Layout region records
* BEGIN *

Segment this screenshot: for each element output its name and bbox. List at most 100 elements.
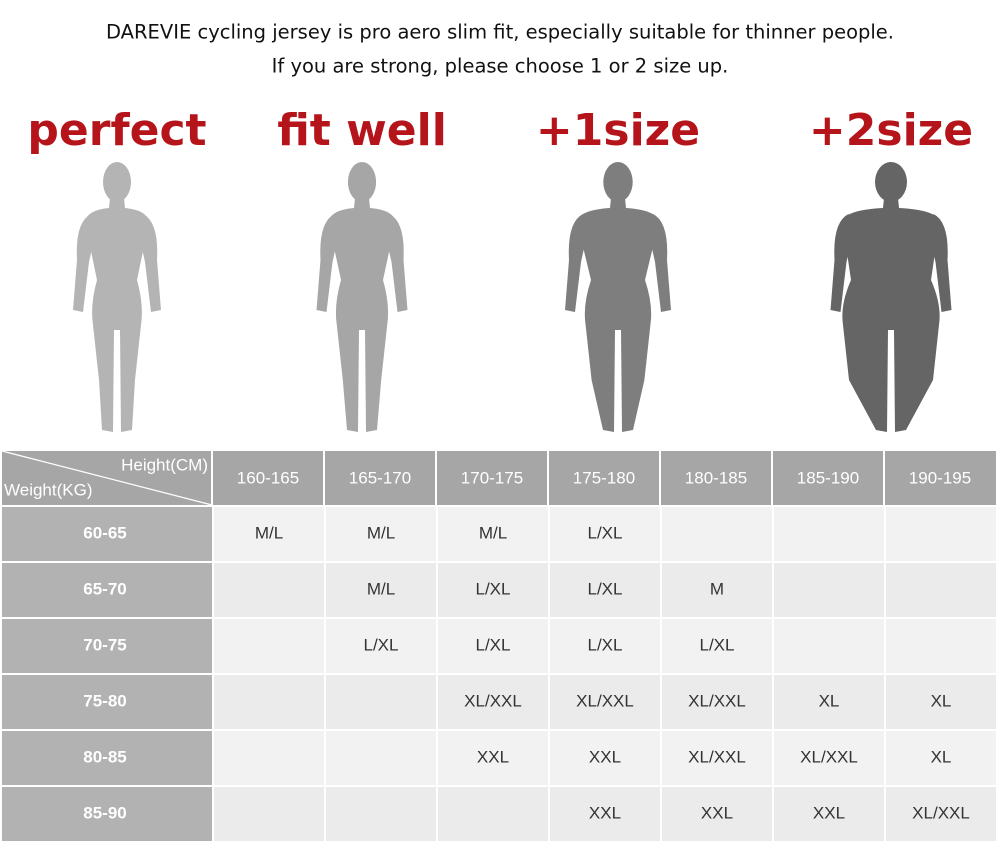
cell-bg xyxy=(662,787,772,841)
cell-bg xyxy=(438,563,548,617)
cell-bg xyxy=(774,619,884,673)
cell-bg xyxy=(886,787,996,841)
cell-bg xyxy=(438,787,548,841)
size-cell: XXL xyxy=(701,803,733,822)
cell-bg xyxy=(550,619,660,673)
cell-bg xyxy=(886,507,996,561)
column-header: 160-165 xyxy=(237,468,299,487)
column-header: 170-175 xyxy=(461,468,523,487)
figure-body xyxy=(577,198,659,432)
size-cell: L/XL xyxy=(588,523,623,542)
figure xyxy=(73,162,161,432)
cell-bg xyxy=(326,731,436,785)
cell-bg xyxy=(662,507,772,561)
row-label-cell xyxy=(2,787,212,841)
cell-bg xyxy=(886,675,996,729)
figure-arm xyxy=(929,214,952,312)
cell-bg xyxy=(214,731,324,785)
figure-body xyxy=(85,198,149,432)
row-label: 70-75 xyxy=(83,635,126,654)
size-cell: XL/XXL xyxy=(912,803,970,822)
size-cell: L/XL xyxy=(588,635,623,654)
header-line: If you are strong, please choose 1 or 2 … xyxy=(272,55,729,78)
size-cell: M xyxy=(710,579,724,598)
cell-bg xyxy=(886,563,996,617)
size-cell: M/L xyxy=(367,579,395,598)
column-heading: Height(CM) xyxy=(121,455,208,474)
header-row xyxy=(2,451,996,505)
figure-arm xyxy=(830,214,853,312)
fit-label: fit well xyxy=(277,105,447,156)
size-cell: XL/XXL xyxy=(800,747,858,766)
row-label-cell xyxy=(2,619,212,673)
size-cell: XXL xyxy=(477,747,509,766)
figure xyxy=(830,162,952,432)
cell-bg xyxy=(550,675,660,729)
figure-head xyxy=(603,162,633,202)
column-header: 165-170 xyxy=(349,468,411,487)
cell-bg xyxy=(886,619,996,673)
size-cell: XL/XXL xyxy=(576,691,634,710)
figure-head xyxy=(875,162,907,202)
size-cell: XXL xyxy=(589,803,621,822)
size-cell: L/XL xyxy=(476,635,511,654)
column-header: 180-185 xyxy=(685,468,747,487)
cell-bg xyxy=(326,675,436,729)
row-label: 75-80 xyxy=(83,691,126,710)
column-header: 185-190 xyxy=(797,468,859,487)
cell-bg xyxy=(438,619,548,673)
row-label: 65-70 xyxy=(83,579,126,598)
cell-bg xyxy=(886,731,996,785)
cell-bg xyxy=(774,731,884,785)
cell-bg xyxy=(326,787,436,841)
cell-bg xyxy=(550,563,660,617)
cell-bg xyxy=(550,787,660,841)
header-line: DAREVIE cycling jersey is pro aero slim … xyxy=(106,21,894,44)
cell-bg xyxy=(774,563,884,617)
row-label: 80-85 xyxy=(83,747,126,766)
fit-label: +2size xyxy=(809,105,973,156)
cell-bg xyxy=(550,731,660,785)
size-cell: L/XL xyxy=(700,635,735,654)
figure-body xyxy=(328,198,396,432)
size-cell: XL/XXL xyxy=(688,691,746,710)
cell-bg xyxy=(662,675,772,729)
cell-bg xyxy=(214,619,324,673)
size-cell: XL xyxy=(931,691,952,710)
row-label-cell xyxy=(2,675,212,729)
corner-diagonal xyxy=(1,450,213,506)
figure xyxy=(565,162,671,432)
fit-label: perfect xyxy=(27,105,206,156)
size-cell: XL/XXL xyxy=(464,691,522,710)
row-label: 60-65 xyxy=(83,523,126,542)
row-label: 85-90 xyxy=(83,803,126,822)
size-cell: L/XL xyxy=(588,579,623,598)
cell-bg xyxy=(774,675,884,729)
column-header: 175-180 xyxy=(573,468,635,487)
size-cell: XL/XXL xyxy=(688,747,746,766)
figure-head xyxy=(103,162,131,202)
cell-bg xyxy=(662,563,772,617)
figure-body xyxy=(842,198,940,432)
cell-bg xyxy=(326,563,436,617)
size-cell: L/XL xyxy=(476,579,511,598)
figure-head xyxy=(347,162,377,202)
cell-bg xyxy=(214,563,324,617)
figure-arm xyxy=(73,214,95,312)
size-cell: M/L xyxy=(479,523,507,542)
figure-arm xyxy=(649,214,671,312)
row-label-cell xyxy=(2,731,212,785)
cell-bg xyxy=(438,731,548,785)
row-label-cell xyxy=(2,507,212,561)
cell-bg xyxy=(662,731,772,785)
cell-bg xyxy=(438,507,548,561)
cell-bg xyxy=(214,787,324,841)
cell-bg xyxy=(662,619,772,673)
size-cell: XL xyxy=(819,691,840,710)
figure-arm xyxy=(139,214,161,312)
size-cell: XXL xyxy=(589,747,621,766)
fit-label: +1size xyxy=(536,105,700,156)
size-cell: M/L xyxy=(255,523,283,542)
cell-bg xyxy=(214,507,324,561)
cell-bg xyxy=(438,675,548,729)
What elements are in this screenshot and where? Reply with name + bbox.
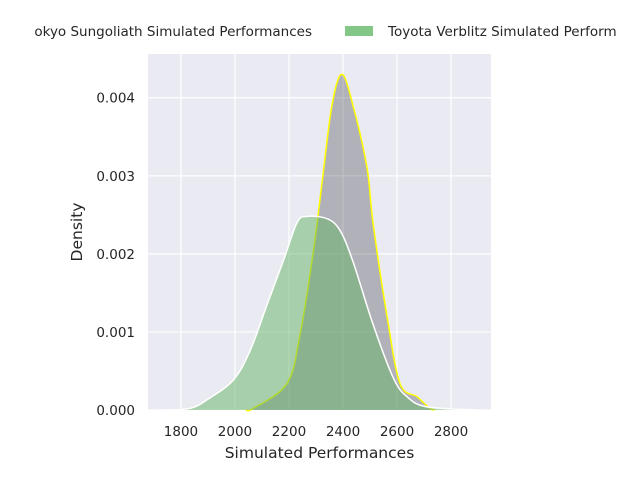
density-areas	[162, 73, 478, 412]
y-tick-label: 0.001	[96, 325, 135, 341]
y-tick-label: 0.003	[96, 169, 135, 185]
y-tick-label: 0.000	[96, 403, 135, 419]
x-tick-label: 2000	[218, 424, 252, 440]
y-tick-label: 0.002	[96, 247, 135, 263]
x-tick-label: 2400	[326, 424, 360, 440]
density-area-verblitz	[162, 216, 477, 410]
y-tick-label: 0.004	[96, 91, 135, 107]
x-tick-label: 2800	[434, 424, 468, 440]
legend-label-tokyo: okyo Sungoliath Simulated Performances	[34, 24, 312, 40]
y-axis-label: Density	[68, 203, 86, 262]
grid	[148, 54, 491, 411]
density-line-verblitz	[162, 215, 478, 411]
x-tick-label: 2200	[272, 424, 306, 440]
x-tick-label: 2600	[380, 424, 414, 440]
legend-label-verblitz: Toyota Verblitz Simulated Perform	[387, 24, 617, 40]
legend-patch-verblitz	[345, 26, 373, 36]
legend: okyo Sungoliath Simulated Performances T…	[34, 24, 616, 40]
x-ticks: 1800 2000 2200 2400 2600 2800	[164, 424, 468, 440]
x-axis-label: Simulated Performances	[225, 444, 415, 462]
y-ticks: 0.000 0.001 0.002 0.003 0.004	[96, 91, 135, 419]
x-tick-label: 1800	[164, 424, 198, 440]
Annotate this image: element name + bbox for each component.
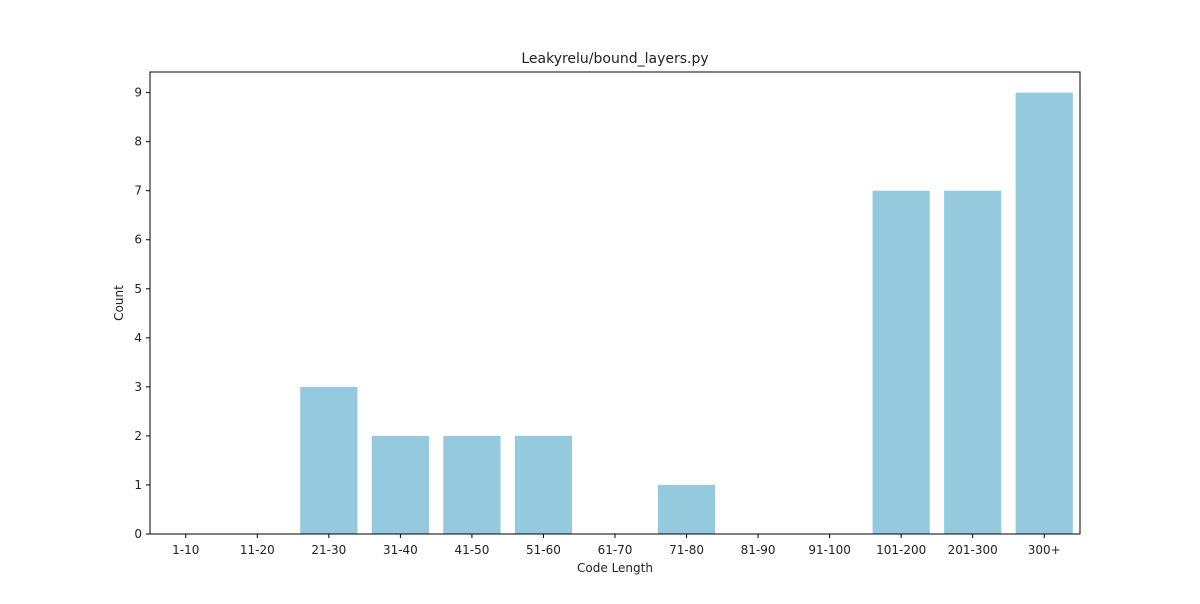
x-tick-label: 91-100: [808, 543, 851, 557]
x-tick-label: 300+: [1028, 543, 1061, 557]
y-tick-label: 8: [134, 135, 142, 149]
bar-201-300: [944, 190, 1002, 534]
x-axis-ticks: 1-10 11-20 21-30 31-40 41-50 51-60 61-70 71-80 8…: [172, 534, 1061, 557]
y-tick-label: 7: [134, 184, 142, 198]
y-tick-label: 6: [134, 233, 142, 247]
y-axis-ticks: 0 1 2 3 4 5 6 7 8 9: [134, 86, 150, 541]
y-axis-label: Count: [112, 285, 126, 321]
x-tick-label: 31-40: [383, 543, 418, 557]
x-tick-label: 71-80: [669, 543, 704, 557]
y-tick-label: 0: [134, 527, 142, 541]
x-tick-label: 1-10: [172, 543, 199, 557]
x-tick-label: 11-20: [240, 543, 275, 557]
x-tick-label: 201-300: [948, 543, 998, 557]
bar-51-60: [514, 435, 573, 534]
x-tick-label: 61-70: [598, 543, 633, 557]
bar-101-200: [872, 190, 930, 534]
bar-31-40: [371, 435, 429, 534]
plot-frame: [149, 71, 1081, 535]
x-tick-label: 21-30: [311, 543, 346, 557]
x-tick-label: 51-60: [526, 543, 561, 557]
y-tick-label: 4: [134, 331, 142, 345]
x-tick-label: 81-90: [741, 543, 776, 557]
y-tick-label: 5: [134, 282, 142, 296]
y-tick-label: 3: [134, 380, 142, 394]
bar-41-50: [443, 435, 501, 534]
bar-71-80: [657, 484, 716, 534]
chart-title: Leakyrelu/bound_layers.py: [521, 51, 708, 67]
bar-300+: [1015, 92, 1073, 534]
bars-group: [300, 92, 1073, 534]
y-tick-label: 2: [134, 429, 142, 443]
y-tick-label: 1: [134, 478, 142, 492]
x-tick-label: 101-200: [876, 543, 926, 557]
x-tick-label: 41-50: [454, 543, 489, 557]
y-tick-label: 9: [134, 86, 142, 100]
x-axis-label: Code Length: [577, 561, 653, 575]
bar-21-30: [300, 386, 358, 534]
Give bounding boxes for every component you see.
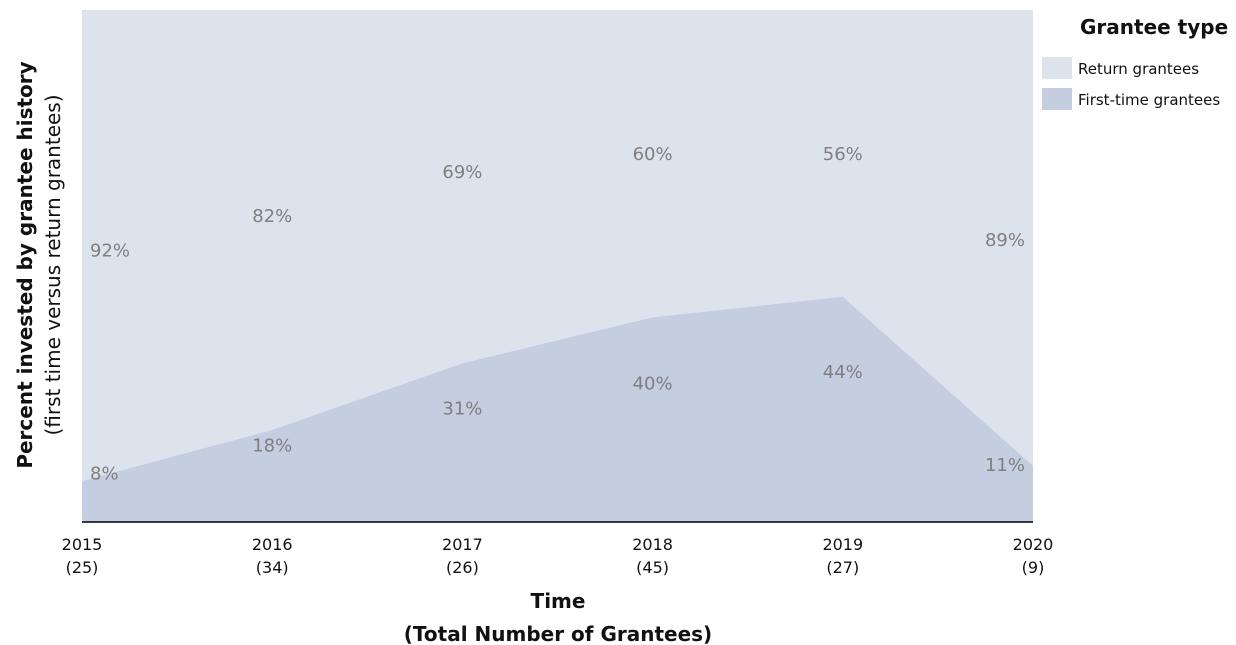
- x-tick-label-year: 2020: [1013, 535, 1054, 554]
- data-label-first-time-grantees: 44%: [823, 362, 863, 383]
- data-label-return-grantees: 92%: [90, 240, 130, 261]
- data-label-return-grantees: 82%: [252, 206, 292, 227]
- x-axis-title: Time: [531, 589, 586, 613]
- x-tick-label-count: (45): [636, 558, 669, 577]
- legend-title: Grantee type: [1080, 15, 1228, 39]
- area-first-time-grantees: [82, 296, 1033, 522]
- data-label-first-time-grantees: 8%: [90, 463, 119, 484]
- data-label-return-grantees: 60%: [633, 144, 673, 165]
- x-axis-subtitle: (Total Number of Grantees): [404, 622, 712, 645]
- x-tick-label-count: (27): [826, 558, 859, 577]
- x-tick-label-count: (34): [256, 558, 289, 577]
- legend: Grantee type Return grantees First-time …: [1042, 15, 1228, 110]
- area-return-grantees: [82, 10, 1033, 482]
- x-tick-label-year: 2018: [632, 535, 673, 554]
- y-axis-title: Percent invested by grantee history: [13, 61, 37, 468]
- data-label-first-time-grantees: 40%: [633, 373, 673, 394]
- y-axis-subtitle: (first time versus return grantees): [41, 94, 65, 435]
- data-label-first-time-grantees: 31%: [442, 399, 482, 420]
- legend-swatch-first-time-grantees: [1042, 88, 1072, 110]
- data-label-return-grantees: 56%: [823, 144, 863, 165]
- plot-area: [82, 10, 1033, 522]
- x-tick-label-count: (26): [446, 558, 479, 577]
- legend-swatch-return-grantees: [1042, 57, 1072, 79]
- data-labels: 92% 8% 82% 18% 69% 31% 60% 40% 56% 44% 89% 11%: [90, 144, 1025, 484]
- data-label-return-grantees: 69%: [442, 162, 482, 183]
- x-tick-label-year: 2015: [62, 535, 103, 554]
- x-axis-ticks: 2015 (25) 2016 (34) 2017 (26) 2018 (45) 2019 (27)…: [62, 535, 1054, 577]
- x-tick-label-year: 2019: [822, 535, 863, 554]
- data-label-return-grantees: 89%: [985, 230, 1025, 251]
- x-tick-label-year: 2016: [252, 535, 293, 554]
- legend-label-first-time-grantees: First-time grantees: [1078, 91, 1220, 109]
- data-label-first-time-grantees: 11%: [985, 455, 1025, 476]
- x-tick-label-count: (25): [66, 558, 99, 577]
- x-tick-label-count: (9): [1022, 558, 1045, 577]
- legend-label-return-grantees: Return grantees: [1078, 60, 1199, 78]
- x-tick-label-year: 2017: [442, 535, 483, 554]
- data-label-first-time-grantees: 18%: [252, 435, 292, 456]
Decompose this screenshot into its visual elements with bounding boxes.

* END *

SHORT EXERCISE: Rewrite the lines of the records from the line with "cell-bg xyxy=(662,787,772,841)" up to and including the line with "figure-arm xyxy=(929,214,952,312)", changing "figure-body" to "figure-torso" and keeping everything else the same.

EXERCISE RESPONSE:
cell-bg xyxy=(662,787,772,841)
cell-bg xyxy=(438,563,548,617)
cell-bg xyxy=(774,619,884,673)
cell-bg xyxy=(886,787,996,841)
cell-bg xyxy=(438,787,548,841)
size-cell: XXL xyxy=(701,803,733,822)
cell-bg xyxy=(550,619,660,673)
cell-bg xyxy=(886,507,996,561)
column-header: 160-165 xyxy=(237,468,299,487)
column-header: 170-175 xyxy=(461,468,523,487)
figure-torso xyxy=(577,198,659,432)
size-cell: L/XL xyxy=(588,523,623,542)
figure xyxy=(73,162,161,432)
cell-bg xyxy=(326,731,436,785)
cell-bg xyxy=(662,507,772,561)
row-label-cell xyxy=(2,787,212,841)
cell-bg xyxy=(886,675,996,729)
figure-arm xyxy=(929,214,952,312)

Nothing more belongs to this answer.